Замысел поэмы, ее исполнение, по словам Пушкина, одобрил всё понимающий польский поэт Адам Мицкевич… Непревзойденный песнопевец… Неповторимый, к тому же, импровизатор…
Правда, к этому времени Пушкин сам ощущал актуальность неизбежного перехода на «умную» прозу. Склонялся к мысли, что поэзия выглядит все-таки несколько «глуповатой»…
Кажется, Тарас Бульба обладает способностью понимать исключительно все, что только лишь существует на свете. Ему впору порассуждать об античных римлянах, вроде оратора Цицерона и поэта Горация, к наследию которых, как и его сыновья, приобщался он, вероятно, также в мудрой Киевской академии. Конечно, в последнее время начал он путать Горация с Гораськом (Гераськом, Герасимом)…
И все же знакомство с мировой культурой не возымело на Бульбу решающего воздействия. В этом легко убедиться при более внимательном чтении текста всей повести.
Через несколько мгновений, после схватки на кулаках со старшим сыном, Тарас уже восседает в своей невысокой, хоть и довольно просторной светлице. Необъятный стол перед ним прогибается от обилия яств и напитков. Главенствует надо всем горилка…
Старый казак вполне удовлетворился параметрами сыновних кулаков. Он доволен судьбою, окружающими его людьми, которые хоть и представлены за столом только личностью подопечного ему есаула Товкача с двумя полковыми старшинами, но как-то вяло себя проявляют. Тарас понимает, до чего быстротечна всякая молодость. Как ненадежны любые телесные силы. Надо скорей насладиться собственной удалью. Приобщаться к большому делу.
Надо воевать!
Буйный оселедец Тараса Бульбы слегка лишь примят черной шапкой с огненно красным верхом. Обшитая шелком рубаха, за исключением, быть может, полоски воротника, исчезла под кармазиновым жупаном, перехваченным еще более ярким узорчатым поясом. На нем красуется острая сабля. За пояс же сунуты чеканные пистолеты. Привязано к нему и огниво, и тоненькая веревка: – чтобы тотчас же «пеленать» неприятелей, в надежде на получение еще более щедрого выкупа. Вдобавок, под усами Тараса, попыхивая дымком, приплясывает трубка-люлька. За спиной у него – «самопал-рушница» и дыбится к высокому небу длиннющее чересчур копье. Чудится, оно просто царапает синеющие небеса…
С присущей ему нерастраченной удалью взлетает Тарас на коня под прозванием Черт. Чтобы тотчас отправиться… в бессмертие.
* * *Образ Тараса Бульбы в сознании маленького Никоши Яновского начал вырисовываться чуть ли не сразу же после появления на свет самого своего сочинителя.

(Записи элементов и координат)
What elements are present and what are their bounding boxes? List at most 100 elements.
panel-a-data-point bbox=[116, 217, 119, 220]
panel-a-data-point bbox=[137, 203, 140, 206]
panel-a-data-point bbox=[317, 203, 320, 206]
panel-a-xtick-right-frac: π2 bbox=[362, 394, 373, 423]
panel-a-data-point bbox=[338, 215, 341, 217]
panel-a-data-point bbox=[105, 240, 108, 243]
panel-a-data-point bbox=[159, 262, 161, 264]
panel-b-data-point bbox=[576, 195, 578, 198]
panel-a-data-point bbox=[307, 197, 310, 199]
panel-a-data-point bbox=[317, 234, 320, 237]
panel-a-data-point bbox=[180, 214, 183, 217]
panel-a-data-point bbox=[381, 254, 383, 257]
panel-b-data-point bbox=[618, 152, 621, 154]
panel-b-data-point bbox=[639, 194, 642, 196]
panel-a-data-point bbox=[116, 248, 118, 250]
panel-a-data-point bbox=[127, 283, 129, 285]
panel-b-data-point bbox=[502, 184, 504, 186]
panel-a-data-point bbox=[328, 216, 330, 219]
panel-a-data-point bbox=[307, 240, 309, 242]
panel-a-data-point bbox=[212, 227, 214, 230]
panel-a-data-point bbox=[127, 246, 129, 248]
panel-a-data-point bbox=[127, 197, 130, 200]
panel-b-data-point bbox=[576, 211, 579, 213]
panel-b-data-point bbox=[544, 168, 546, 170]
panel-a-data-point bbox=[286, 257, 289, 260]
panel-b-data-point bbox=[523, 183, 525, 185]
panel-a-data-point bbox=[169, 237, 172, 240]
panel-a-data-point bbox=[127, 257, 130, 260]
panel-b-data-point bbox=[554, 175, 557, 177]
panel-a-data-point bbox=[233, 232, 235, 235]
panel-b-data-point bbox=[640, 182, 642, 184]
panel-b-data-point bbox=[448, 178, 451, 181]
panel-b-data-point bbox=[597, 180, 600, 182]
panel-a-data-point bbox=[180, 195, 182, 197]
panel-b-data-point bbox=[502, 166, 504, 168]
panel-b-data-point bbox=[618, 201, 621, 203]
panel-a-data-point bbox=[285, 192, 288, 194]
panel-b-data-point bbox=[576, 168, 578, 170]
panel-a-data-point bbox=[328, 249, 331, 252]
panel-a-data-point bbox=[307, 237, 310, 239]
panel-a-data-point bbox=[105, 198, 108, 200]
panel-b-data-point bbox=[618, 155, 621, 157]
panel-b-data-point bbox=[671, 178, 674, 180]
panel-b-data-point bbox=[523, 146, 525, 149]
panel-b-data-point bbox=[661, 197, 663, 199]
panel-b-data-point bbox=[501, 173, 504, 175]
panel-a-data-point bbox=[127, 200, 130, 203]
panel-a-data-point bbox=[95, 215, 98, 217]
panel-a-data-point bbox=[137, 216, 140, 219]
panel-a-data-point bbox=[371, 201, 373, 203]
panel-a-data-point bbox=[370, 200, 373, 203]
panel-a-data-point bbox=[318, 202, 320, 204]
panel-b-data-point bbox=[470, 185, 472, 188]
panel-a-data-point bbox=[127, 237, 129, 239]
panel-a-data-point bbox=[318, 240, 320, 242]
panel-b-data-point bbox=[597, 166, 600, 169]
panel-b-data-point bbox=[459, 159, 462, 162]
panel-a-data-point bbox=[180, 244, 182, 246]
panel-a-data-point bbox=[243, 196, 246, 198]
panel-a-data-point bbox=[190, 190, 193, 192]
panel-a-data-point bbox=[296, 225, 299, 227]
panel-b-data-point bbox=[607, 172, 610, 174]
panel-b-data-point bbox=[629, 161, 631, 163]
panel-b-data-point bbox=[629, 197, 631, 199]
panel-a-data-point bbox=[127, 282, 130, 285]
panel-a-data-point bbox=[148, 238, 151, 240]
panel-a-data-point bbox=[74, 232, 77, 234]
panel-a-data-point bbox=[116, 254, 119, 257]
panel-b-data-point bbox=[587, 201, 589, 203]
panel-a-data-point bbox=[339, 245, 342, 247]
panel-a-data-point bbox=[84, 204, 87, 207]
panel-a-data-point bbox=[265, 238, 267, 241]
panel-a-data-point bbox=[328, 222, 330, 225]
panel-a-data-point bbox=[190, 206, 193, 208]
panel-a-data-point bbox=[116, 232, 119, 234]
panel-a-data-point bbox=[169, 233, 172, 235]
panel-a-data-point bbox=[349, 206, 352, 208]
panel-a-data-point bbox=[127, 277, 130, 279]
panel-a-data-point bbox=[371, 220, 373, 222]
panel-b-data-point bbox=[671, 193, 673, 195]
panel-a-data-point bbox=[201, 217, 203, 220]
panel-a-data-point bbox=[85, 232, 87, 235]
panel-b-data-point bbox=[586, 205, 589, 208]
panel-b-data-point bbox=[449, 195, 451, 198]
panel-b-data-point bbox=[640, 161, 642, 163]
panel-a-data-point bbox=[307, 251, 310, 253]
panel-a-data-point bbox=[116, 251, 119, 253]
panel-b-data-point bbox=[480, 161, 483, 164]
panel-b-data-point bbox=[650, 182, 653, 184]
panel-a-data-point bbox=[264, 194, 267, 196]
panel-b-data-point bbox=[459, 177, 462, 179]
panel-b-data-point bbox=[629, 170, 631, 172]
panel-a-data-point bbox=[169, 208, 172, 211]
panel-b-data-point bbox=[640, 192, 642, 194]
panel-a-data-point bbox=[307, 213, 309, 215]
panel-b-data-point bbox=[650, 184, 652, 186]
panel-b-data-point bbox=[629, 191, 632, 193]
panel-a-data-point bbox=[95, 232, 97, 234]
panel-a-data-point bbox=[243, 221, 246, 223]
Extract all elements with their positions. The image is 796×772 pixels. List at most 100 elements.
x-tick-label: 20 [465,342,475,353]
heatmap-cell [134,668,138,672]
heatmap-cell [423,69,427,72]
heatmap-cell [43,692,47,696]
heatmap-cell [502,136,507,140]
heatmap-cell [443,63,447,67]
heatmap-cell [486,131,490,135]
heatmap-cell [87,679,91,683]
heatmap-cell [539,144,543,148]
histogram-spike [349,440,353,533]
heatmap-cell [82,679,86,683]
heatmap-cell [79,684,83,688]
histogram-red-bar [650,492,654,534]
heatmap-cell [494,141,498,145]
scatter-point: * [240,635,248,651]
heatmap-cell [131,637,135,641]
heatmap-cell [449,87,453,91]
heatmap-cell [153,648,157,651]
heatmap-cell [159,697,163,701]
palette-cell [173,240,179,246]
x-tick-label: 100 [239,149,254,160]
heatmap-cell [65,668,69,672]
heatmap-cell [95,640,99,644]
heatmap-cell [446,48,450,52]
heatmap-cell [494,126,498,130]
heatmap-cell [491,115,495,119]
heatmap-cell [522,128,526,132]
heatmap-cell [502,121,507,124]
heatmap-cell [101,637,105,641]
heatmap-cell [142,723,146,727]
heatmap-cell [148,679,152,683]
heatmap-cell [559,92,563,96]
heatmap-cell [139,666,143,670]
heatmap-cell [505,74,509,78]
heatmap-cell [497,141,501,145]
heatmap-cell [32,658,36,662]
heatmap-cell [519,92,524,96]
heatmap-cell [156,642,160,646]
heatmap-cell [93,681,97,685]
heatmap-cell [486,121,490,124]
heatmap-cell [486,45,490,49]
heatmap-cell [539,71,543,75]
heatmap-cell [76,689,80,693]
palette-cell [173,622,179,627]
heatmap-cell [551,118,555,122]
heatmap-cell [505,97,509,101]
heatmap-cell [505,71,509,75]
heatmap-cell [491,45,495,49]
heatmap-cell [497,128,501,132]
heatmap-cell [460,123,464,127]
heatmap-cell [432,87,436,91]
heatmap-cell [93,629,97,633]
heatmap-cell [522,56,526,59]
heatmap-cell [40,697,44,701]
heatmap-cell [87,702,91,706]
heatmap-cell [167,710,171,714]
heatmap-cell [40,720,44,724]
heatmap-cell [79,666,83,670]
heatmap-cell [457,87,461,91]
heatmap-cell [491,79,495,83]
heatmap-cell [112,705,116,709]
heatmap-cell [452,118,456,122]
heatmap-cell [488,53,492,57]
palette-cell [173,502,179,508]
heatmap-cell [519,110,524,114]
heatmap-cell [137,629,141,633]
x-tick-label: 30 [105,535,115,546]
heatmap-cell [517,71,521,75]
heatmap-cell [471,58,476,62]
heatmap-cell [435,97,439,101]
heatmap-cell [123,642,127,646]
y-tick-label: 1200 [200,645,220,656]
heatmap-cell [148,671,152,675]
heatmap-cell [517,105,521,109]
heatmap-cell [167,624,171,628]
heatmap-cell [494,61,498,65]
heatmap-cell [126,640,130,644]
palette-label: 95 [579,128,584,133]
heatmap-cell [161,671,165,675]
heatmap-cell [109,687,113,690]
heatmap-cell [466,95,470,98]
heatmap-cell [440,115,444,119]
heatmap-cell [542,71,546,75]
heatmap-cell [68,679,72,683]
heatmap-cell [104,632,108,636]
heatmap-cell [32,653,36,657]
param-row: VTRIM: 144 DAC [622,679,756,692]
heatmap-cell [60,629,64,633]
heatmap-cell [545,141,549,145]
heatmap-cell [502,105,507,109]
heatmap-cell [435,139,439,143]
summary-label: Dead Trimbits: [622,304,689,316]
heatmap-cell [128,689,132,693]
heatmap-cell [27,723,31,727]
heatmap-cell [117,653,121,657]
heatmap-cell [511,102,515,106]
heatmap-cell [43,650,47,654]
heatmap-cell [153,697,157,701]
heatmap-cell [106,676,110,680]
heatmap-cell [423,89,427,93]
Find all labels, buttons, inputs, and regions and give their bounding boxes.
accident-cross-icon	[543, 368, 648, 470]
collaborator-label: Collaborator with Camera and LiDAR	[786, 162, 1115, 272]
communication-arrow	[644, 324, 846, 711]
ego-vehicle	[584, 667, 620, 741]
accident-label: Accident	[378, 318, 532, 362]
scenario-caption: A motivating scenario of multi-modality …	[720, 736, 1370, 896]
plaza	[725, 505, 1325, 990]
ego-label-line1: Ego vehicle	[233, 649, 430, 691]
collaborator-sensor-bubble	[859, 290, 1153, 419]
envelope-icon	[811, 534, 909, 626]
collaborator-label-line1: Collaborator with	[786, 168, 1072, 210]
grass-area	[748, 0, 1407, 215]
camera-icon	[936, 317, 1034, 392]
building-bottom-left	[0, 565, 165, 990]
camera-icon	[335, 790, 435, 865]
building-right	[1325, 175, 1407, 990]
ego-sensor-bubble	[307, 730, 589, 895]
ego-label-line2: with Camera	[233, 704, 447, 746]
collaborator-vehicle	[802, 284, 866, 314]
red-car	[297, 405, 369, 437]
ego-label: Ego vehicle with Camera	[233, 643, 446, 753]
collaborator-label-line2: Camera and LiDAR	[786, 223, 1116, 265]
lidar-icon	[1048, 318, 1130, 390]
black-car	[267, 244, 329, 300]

Требования = Как перевести на английский предложение «Тарас понимает, до чего быстротечна всякая молодость.» из текста о Тарасе Бульбе? Опирайтесь только на текст.

Ответ к заданию = Taras understands how fleeting all youth is.